• **Exercise details**
Scan the records for the word "щелкните". Copy each line that includes it.
═════ Information shown ═════
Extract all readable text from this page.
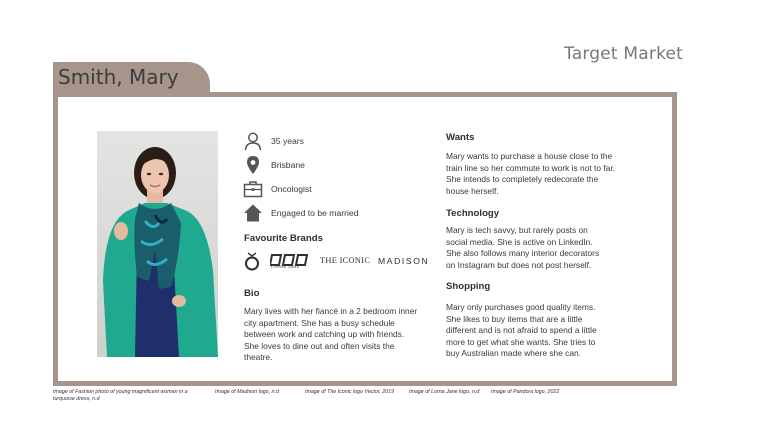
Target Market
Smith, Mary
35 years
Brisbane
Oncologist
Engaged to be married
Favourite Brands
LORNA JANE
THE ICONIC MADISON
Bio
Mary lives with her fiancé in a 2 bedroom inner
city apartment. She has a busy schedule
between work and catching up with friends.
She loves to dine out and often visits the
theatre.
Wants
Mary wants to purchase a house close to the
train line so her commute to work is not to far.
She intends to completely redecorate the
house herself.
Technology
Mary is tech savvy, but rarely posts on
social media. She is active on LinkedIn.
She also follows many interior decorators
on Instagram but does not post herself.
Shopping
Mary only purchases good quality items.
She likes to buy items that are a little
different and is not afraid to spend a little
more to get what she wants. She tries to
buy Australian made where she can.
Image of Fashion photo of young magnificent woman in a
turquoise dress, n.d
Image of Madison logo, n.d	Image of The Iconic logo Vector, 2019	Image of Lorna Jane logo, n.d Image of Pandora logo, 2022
═════
═════ Information shown ═════
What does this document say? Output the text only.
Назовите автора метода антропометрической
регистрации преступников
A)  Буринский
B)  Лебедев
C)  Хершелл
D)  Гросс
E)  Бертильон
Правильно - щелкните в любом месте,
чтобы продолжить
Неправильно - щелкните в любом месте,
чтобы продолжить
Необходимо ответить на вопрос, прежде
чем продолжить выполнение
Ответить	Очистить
═════
• **Result**
Правильно - щелкните в любом месте,
Неправильно - щелкните в любом месте,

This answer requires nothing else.